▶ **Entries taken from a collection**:
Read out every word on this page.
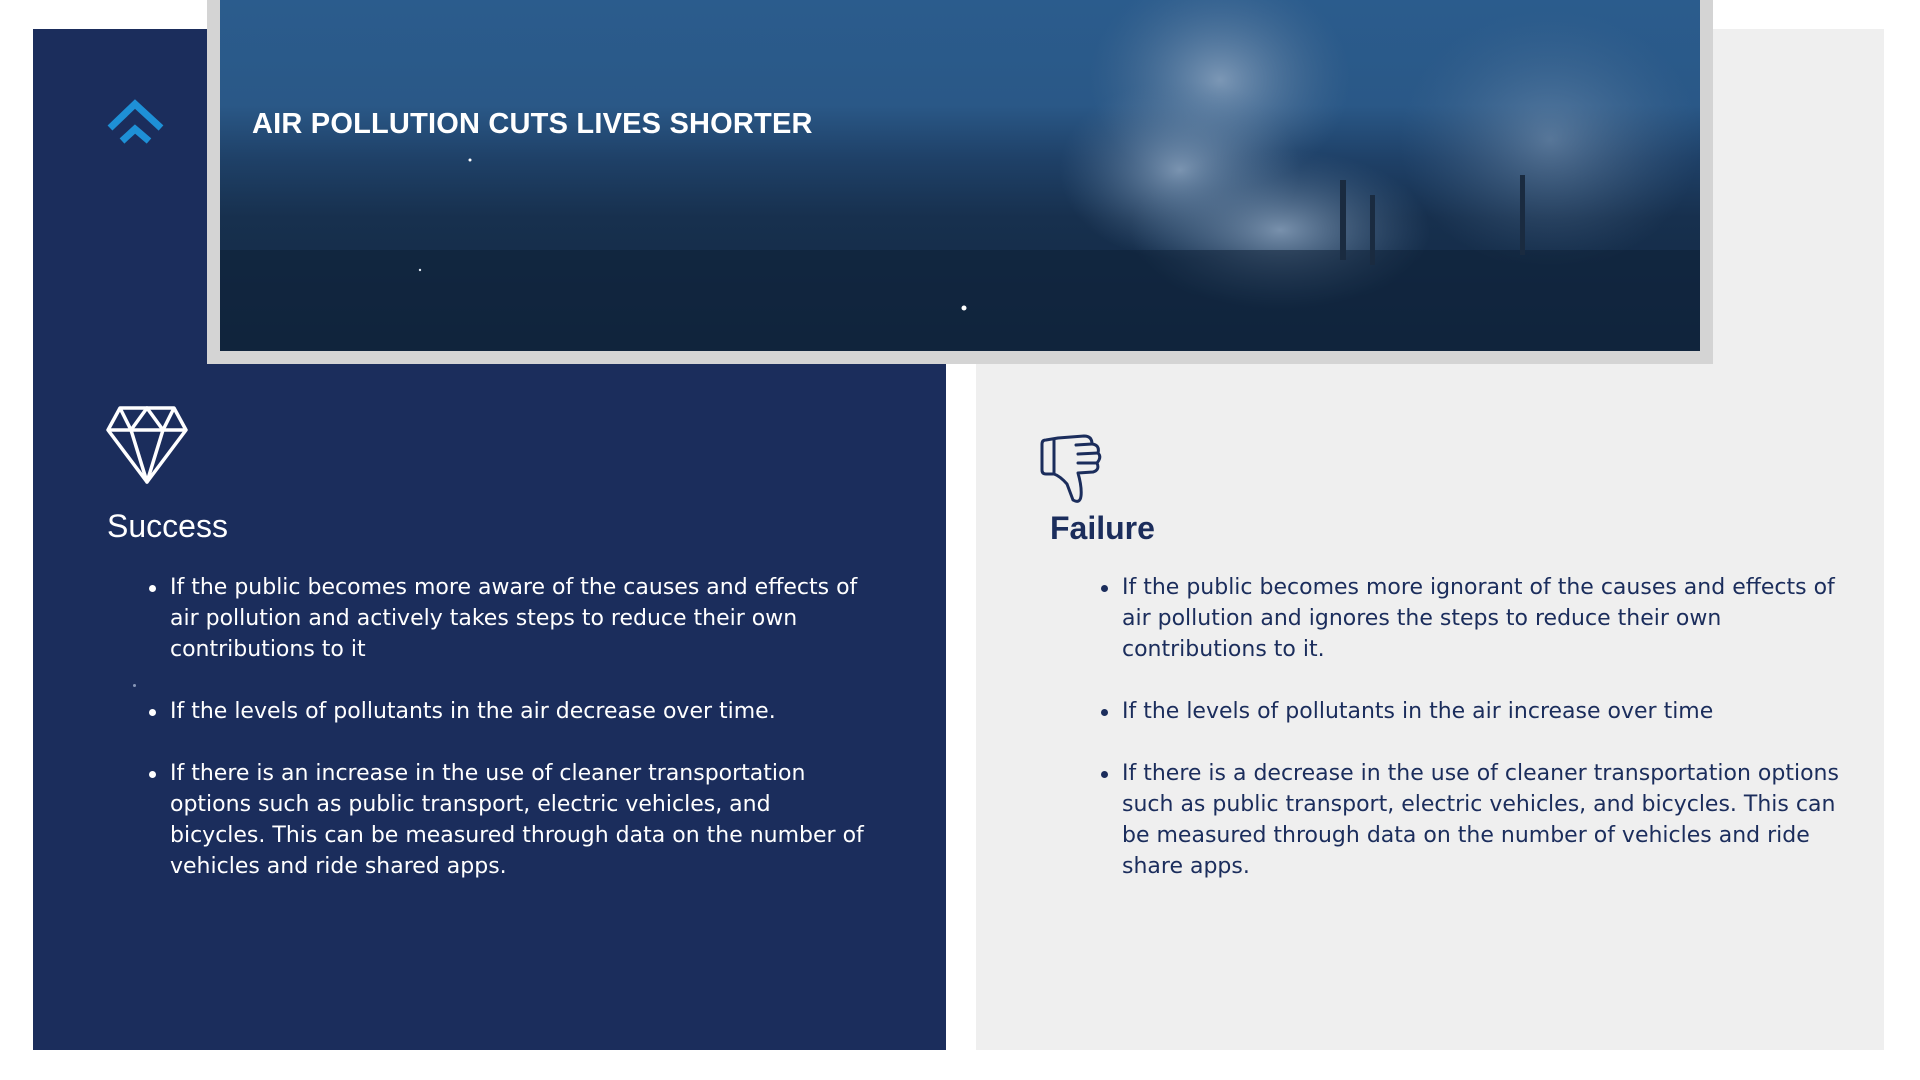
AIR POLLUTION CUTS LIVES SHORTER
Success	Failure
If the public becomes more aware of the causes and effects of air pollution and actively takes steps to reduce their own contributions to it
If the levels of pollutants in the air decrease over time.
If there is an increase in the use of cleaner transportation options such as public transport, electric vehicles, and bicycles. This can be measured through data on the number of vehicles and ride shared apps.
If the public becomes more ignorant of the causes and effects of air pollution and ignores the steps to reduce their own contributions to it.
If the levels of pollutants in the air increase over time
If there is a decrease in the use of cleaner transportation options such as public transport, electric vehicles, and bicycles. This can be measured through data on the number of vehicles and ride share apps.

▶ **The exercise**: Repeat the records in full, exactly as they appear, without the pictures.

▶ **Answer**:
Read out every word on this page.
AIR POLLUTION CUTS LIVES SHORTER
Success	Failure
If the public becomes more aware of the causes and effects of air pollution and actively takes steps to reduce their own contributions to it
If the levels of pollutants in the air decrease over time.
If there is an increase in the use of cleaner transportation options such as public transport, electric vehicles, and bicycles. This can be measured through data on the number of vehicles and ride shared apps.
If the public becomes more ignorant of the causes and effects of air pollution and ignores the steps to reduce their own contributions to it.
If the levels of pollutants in the air increase over time
If there is a decrease in the use of cleaner transportation options such as public transport, electric vehicles, and bicycles. This can be measured through data on the number of vehicles and ride share apps.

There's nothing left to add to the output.